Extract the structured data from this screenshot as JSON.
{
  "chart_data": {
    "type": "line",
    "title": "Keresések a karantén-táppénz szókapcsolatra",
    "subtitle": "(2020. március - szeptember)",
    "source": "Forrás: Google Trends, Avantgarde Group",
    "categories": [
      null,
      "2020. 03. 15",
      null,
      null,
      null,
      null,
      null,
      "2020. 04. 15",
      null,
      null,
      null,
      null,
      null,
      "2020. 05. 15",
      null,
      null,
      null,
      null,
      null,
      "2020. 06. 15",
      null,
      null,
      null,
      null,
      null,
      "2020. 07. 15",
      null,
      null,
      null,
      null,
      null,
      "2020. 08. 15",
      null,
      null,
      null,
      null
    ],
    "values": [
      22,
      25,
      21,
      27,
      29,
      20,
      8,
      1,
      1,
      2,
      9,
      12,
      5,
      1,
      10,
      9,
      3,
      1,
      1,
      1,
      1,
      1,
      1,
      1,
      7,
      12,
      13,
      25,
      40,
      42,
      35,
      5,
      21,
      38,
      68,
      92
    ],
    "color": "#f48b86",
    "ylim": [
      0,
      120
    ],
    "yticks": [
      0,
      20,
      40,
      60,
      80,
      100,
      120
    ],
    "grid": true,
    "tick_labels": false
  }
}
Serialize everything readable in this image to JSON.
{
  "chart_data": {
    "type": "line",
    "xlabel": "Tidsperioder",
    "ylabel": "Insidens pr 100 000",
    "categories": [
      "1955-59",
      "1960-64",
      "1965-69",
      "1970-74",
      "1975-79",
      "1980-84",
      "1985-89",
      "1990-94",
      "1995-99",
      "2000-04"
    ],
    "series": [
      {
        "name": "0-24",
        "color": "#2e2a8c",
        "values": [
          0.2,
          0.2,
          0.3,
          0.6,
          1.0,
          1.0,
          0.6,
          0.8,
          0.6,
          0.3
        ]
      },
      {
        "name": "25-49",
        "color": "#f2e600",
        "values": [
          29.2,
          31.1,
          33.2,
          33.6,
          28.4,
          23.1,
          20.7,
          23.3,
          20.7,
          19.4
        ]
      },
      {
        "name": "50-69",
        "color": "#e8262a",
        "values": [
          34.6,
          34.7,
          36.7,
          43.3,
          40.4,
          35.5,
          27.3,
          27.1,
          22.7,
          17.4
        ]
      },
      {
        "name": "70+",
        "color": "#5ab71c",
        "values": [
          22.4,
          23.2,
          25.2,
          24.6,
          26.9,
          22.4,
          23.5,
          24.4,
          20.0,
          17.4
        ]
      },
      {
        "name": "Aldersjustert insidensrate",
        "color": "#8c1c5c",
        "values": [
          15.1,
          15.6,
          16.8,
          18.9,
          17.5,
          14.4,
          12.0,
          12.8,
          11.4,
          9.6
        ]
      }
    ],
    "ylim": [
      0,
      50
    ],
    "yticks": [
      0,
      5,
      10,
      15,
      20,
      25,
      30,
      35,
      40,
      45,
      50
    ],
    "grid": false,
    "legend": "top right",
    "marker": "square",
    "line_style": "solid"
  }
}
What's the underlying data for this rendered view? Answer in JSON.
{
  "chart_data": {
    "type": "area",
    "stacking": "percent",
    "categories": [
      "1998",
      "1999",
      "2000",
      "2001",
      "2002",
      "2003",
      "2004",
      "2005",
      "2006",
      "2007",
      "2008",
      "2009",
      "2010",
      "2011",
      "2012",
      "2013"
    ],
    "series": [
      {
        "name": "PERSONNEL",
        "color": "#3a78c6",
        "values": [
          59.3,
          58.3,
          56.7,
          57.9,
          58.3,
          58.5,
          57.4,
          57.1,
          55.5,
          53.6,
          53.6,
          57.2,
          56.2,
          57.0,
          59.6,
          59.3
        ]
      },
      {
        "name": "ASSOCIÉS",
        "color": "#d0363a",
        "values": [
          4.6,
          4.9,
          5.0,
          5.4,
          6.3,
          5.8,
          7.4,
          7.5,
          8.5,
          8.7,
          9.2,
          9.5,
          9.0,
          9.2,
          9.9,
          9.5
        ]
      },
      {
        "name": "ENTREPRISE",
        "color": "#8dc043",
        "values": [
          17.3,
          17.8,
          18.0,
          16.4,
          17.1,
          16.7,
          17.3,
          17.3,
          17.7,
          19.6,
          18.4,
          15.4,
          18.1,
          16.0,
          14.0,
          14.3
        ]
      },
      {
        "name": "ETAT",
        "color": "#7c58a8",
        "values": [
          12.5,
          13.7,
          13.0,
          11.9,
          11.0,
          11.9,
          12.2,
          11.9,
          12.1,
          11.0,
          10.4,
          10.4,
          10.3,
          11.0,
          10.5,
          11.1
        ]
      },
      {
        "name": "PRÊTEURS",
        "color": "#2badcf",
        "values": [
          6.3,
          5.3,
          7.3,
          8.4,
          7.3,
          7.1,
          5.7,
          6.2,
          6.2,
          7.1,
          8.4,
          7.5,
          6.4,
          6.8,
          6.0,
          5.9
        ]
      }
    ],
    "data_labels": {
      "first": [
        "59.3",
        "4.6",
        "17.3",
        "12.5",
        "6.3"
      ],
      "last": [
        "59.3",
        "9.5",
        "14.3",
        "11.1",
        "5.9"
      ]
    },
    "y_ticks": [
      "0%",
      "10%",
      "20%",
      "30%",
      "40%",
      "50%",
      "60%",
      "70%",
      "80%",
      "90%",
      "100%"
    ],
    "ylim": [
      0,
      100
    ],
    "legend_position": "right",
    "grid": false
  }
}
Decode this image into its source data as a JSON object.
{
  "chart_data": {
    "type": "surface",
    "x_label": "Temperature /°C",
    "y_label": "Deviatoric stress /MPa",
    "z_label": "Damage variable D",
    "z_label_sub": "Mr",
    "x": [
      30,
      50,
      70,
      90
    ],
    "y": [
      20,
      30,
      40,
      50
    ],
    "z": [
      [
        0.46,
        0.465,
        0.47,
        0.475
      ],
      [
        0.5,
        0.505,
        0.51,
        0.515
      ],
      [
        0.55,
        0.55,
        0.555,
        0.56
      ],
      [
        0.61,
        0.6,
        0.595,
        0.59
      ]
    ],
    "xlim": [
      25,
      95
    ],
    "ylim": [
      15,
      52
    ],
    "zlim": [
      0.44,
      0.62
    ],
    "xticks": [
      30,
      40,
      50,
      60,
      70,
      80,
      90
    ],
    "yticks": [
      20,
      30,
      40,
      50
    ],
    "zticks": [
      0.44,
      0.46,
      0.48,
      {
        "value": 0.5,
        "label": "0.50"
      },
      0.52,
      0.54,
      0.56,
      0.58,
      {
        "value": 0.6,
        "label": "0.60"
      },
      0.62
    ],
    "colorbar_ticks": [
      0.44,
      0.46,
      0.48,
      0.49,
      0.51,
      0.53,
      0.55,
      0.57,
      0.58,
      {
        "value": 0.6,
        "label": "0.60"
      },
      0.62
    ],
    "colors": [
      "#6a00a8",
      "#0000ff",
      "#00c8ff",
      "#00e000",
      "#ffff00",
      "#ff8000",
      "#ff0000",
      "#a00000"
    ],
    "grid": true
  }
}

» Your objective:
Go through the records above and set each one down exactly, please.

» Written solution:
Extract the structured data from this screenshot as JSON.
{
  "chart_data": {
    "type": "line",
    "title": "Keresések a karantén-táppénz szókapcsolatra",
    "subtitle": "(2020. március - szeptember)",
    "source": "Forrás: Google Trends, Avantgarde Group",
    "categories": [
      null,
      "2020. 03. 15",
      null,
      null,
      null,
      null,
      null,
      "2020. 04. 15",
      null,
      null,
      null,
      null,
      null,
      "2020. 05. 15",
      null,
      null,
      null,
      null,
      null,
      "2020. 06. 15",
      null,
      null,
      null,
      null,
      null,
      "2020. 07. 15",
      null,
      null,
      null,
      null,
      null,
      "2020. 08. 15",
      null,
      null,
      null,
      null
    ],
    "values": [
      22,
      25,
      21,
      27,
      29,
      20,
      8,
      1,
      1,
      2,
      9,
      12,
      5,
      1,
      10,
      9,
      3,
      1,
      1,
      1,
      1,
      1,
      1,
      1,
      7,
      12,
      13,
      25,
      40,
      42,
      35,
      5,
      21,
      38,
      68,
      92
    ],
    "color": "#f48b86",
    "ylim": [
      0,
      120
    ],
    "yticks": [
      0,
      20,
      40,
      60,
      80,
      100,
      120
    ],
    "grid": true,
    "tick_labels": false
  }
}
Serialize everything readable in this image to JSON.
{
  "chart_data": {
    "type": "line",
    "xlabel": "Tidsperioder",
    "ylabel": "Insidens pr 100 000",
    "categories": [
      "1955-59",
      "1960-64",
      "1965-69",
      "1970-74",
      "1975-79",
      "1980-84",
      "1985-89",
      "1990-94",
      "1995-99",
      "2000-04"
    ],
    "series": [
      {
        "name": "0-24",
        "color": "#2e2a8c",
        "values": [
          0.2,
          0.2,
          0.3,
          0.6,
          1.0,
          1.0,
          0.6,
          0.8,
          0.6,
          0.3
        ]
      },
      {
        "name": "25-49",
        "color": "#f2e600",
        "values": [
          29.2,
          31.1,
          33.2,
          33.6,
          28.4,
          23.1,
          20.7,
          23.3,
          20.7,
          19.4
        ]
      },
      {
        "name": "50-69",
        "color": "#e8262a",
        "values": [
          34.6,
          34.7,
          36.7,
          43.3,
          40.4,
          35.5,
          27.3,
          27.1,
          22.7,
          17.4
        ]
      },
      {
        "name": "70+",
        "color": "#5ab71c",
        "values": [
          22.4,
          23.2,
          25.2,
          24.6,
          26.9,
          22.4,
          23.5,
          24.4,
          20.0,
          17.4
        ]
      },
      {
        "name": "Aldersjustert insidensrate",
        "color": "#8c1c5c",
        "values": [
          15.1,
          15.6,
          16.8,
          18.9,
          17.5,
          14.4,
          12.0,
          12.8,
          11.4,
          9.6
        ]
      }
    ],
    "ylim": [
      0,
      50
    ],
    "yticks": [
      0,
      5,
      10,
      15,
      20,
      25,
      30,
      35,
      40,
      45,
      50
    ],
    "grid": false,
    "legend": "top right",
    "marker": "square",
    "line_style": "solid"
  }
}
What's the underlying data for this rendered view? Answer in JSON.
{
  "chart_data": {
    "type": "area",
    "stacking": "percent",
    "categories": [
      "1998",
      "1999",
      "2000",
      "2001",
      "2002",
      "2003",
      "2004",
      "2005",
      "2006",
      "2007",
      "2008",
      "2009",
      "2010",
      "2011",
      "2012",
      "2013"
    ],
    "series": [
      {
        "name": "PERSONNEL",
        "color": "#3a78c6",
        "values": [
          59.3,
          58.3,
          56.7,
          57.9,
          58.3,
          58.5,
          57.4,
          57.1,
          55.5,
          53.6,
          53.6,
          57.2,
          56.2,
          57.0,
          59.6,
          59.3
        ]
      },
      {
        "name": "ASSOCIÉS",
        "color": "#d0363a",
        "values": [
          4.6,
          4.9,
          5.0,
          5.4,
          6.3,
          5.8,
          7.4,
          7.5,
          8.5,
          8.7,
          9.2,
          9.5,
          9.0,
          9.2,
          9.9,
          9.5
        ]
      },
      {
        "name": "ENTREPRISE",
        "color": "#8dc043",
        "values": [
          17.3,
          17.8,
          18.0,
          16.4,
          17.1,
          16.7,
          17.3,
          17.3,
          17.7,
          19.6,
          18.4,
          15.4,
          18.1,
          16.0,
          14.0,
          14.3
        ]
      },
      {
        "name": "ETAT",
        "color": "#7c58a8",
        "values": [
          12.5,
          13.7,
          13.0,
          11.9,
          11.0,
          11.9,
          12.2,
          11.9,
          12.1,
          11.0,
          10.4,
          10.4,
          10.3,
          11.0,
          10.5,
          11.1
        ]
      },
      {
        "name": "PRÊTEURS",
        "color": "#2badcf",
        "values": [
          6.3,
          5.3,
          7.3,
          8.4,
          7.3,
          7.1,
          5.7,
          6.2,
          6.2,
          7.1,
          8.4,
          7.5,
          6.4,
          6.8,
          6.0,
          5.9
        ]
      }
    ],
    "data_labels": {
      "first": [
        "59.3",
        "4.6",
        "17.3",
        "12.5",
        "6.3"
      ],
      "last": [
        "59.3",
        "9.5",
        "14.3",
        "11.1",
        "5.9"
      ]
    },
    "y_ticks": [
      "0%",
      "10%",
      "20%",
      "30%",
      "40%",
      "50%",
      "60%",
      "70%",
      "80%",
      "90%",
      "100%"
    ],
    "ylim": [
      0,
      100
    ],
    "legend_position": "right",
    "grid": false
  }
}
Decode this image into its source data as a JSON object.
{
  "chart_data": {
    "type": "surface",
    "x_label": "Temperature /°C",
    "y_label": "Deviatoric stress /MPa",
    "z_label": "Damage variable D",
    "z_label_sub": "Mr",
    "x": [
      30,
      50,
      70,
      90
    ],
    "y": [
      20,
      30,
      40,
      50
    ],
    "z": [
      [
        0.46,
        0.465,
        0.47,
        0.475
      ],
      [
        0.5,
        0.505,
        0.51,
        0.515
      ],
      [
        0.55,
        0.55,
        0.555,
        0.56
      ],
      [
        0.61,
        0.6,
        0.595,
        0.59
      ]
    ],
    "xlim": [
      25,
      95
    ],
    "ylim": [
      15,
      52
    ],
    "zlim": [
      0.44,
      0.62
    ],
    "xticks": [
      30,
      40,
      50,
      60,
      70,
      80,
      90
    ],
    "yticks": [
      20,
      30,
      40,
      50
    ],
    "zticks": [
      0.44,
      0.46,
      0.48,
      {
        "value": 0.5,
        "label": "0.50"
      },
      0.52,
      0.54,
      0.56,
      0.58,
      {
        "value": 0.6,
        "label": "0.60"
      },
      0.62
    ],
    "colorbar_ticks": [
      0.44,
      0.46,
      0.48,
      0.49,
      0.51,
      0.53,
      0.55,
      0.57,
      0.58,
      {
        "value": 0.6,
        "label": "0.60"
      },
      0.62
    ],
    "colors": [
      "#6a00a8",
      "#0000ff",
      "#00c8ff",
      "#00e000",
      "#ffff00",
      "#ff8000",
      "#ff0000",
      "#a00000"
    ],
    "grid": true
  }
}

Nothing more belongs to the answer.